All lines in the data bearing the string "text" should be identified and copied.

══ Given entries ══

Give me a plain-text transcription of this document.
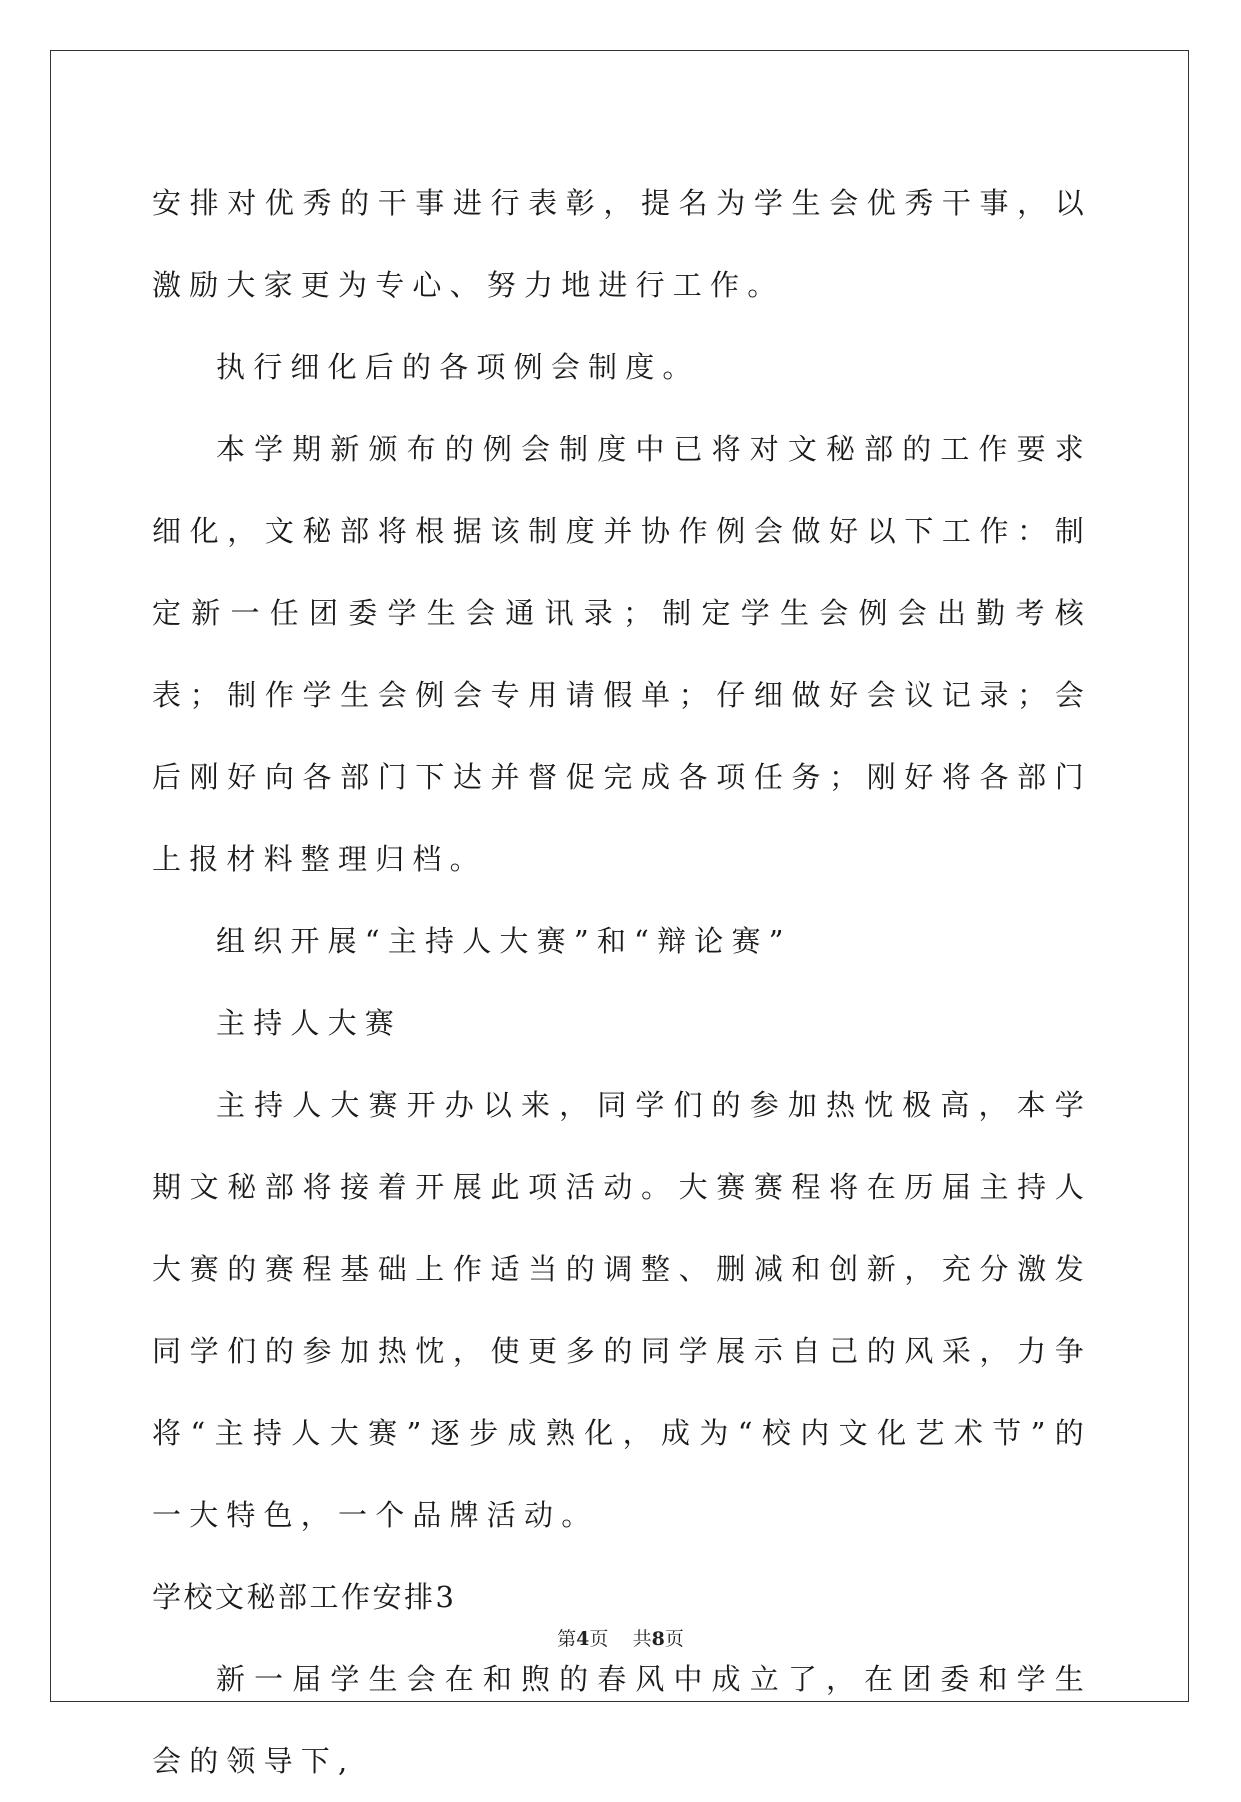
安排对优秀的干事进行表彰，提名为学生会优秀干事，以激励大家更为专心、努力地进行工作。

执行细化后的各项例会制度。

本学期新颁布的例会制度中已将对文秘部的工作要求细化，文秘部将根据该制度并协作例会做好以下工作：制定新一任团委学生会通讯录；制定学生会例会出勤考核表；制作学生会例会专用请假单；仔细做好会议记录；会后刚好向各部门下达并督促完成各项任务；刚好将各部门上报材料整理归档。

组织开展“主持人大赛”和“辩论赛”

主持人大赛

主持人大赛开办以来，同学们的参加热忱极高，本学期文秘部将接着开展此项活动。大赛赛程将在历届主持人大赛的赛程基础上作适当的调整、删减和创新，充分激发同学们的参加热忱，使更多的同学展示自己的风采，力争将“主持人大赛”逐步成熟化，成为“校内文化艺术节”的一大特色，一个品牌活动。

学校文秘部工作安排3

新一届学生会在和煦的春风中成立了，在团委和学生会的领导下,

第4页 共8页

═══
══ Given entries ══

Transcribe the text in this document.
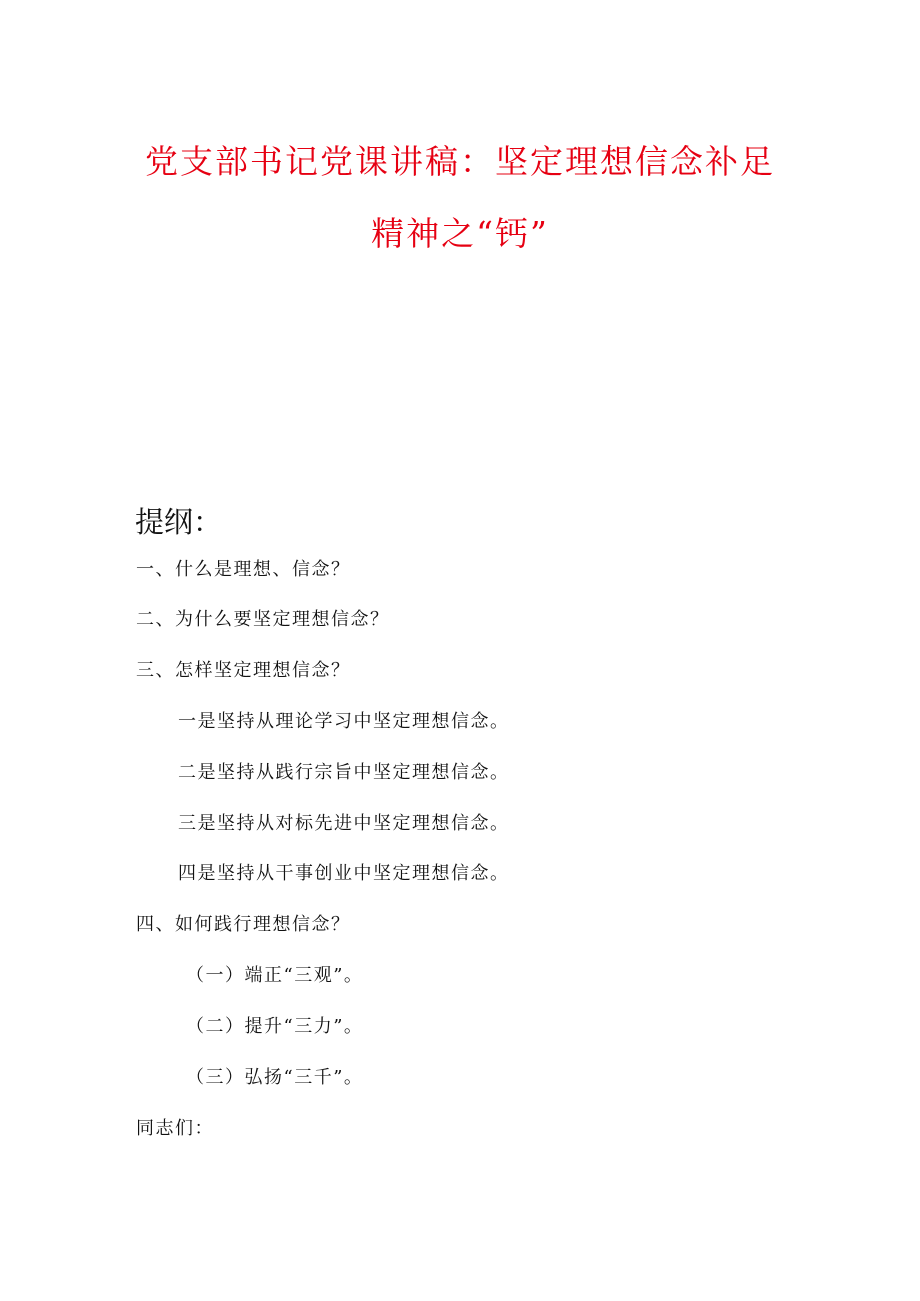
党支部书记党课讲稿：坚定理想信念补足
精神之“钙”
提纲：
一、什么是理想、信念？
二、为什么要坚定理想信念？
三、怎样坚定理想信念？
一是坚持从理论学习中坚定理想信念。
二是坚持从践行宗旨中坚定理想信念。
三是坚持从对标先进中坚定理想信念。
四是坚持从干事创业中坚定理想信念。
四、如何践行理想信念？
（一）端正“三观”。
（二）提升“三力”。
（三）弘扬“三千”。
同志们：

═══

■ Answer to the exercise ■
Give me a plain-text transcription of this document.
Transcribe the text in this document.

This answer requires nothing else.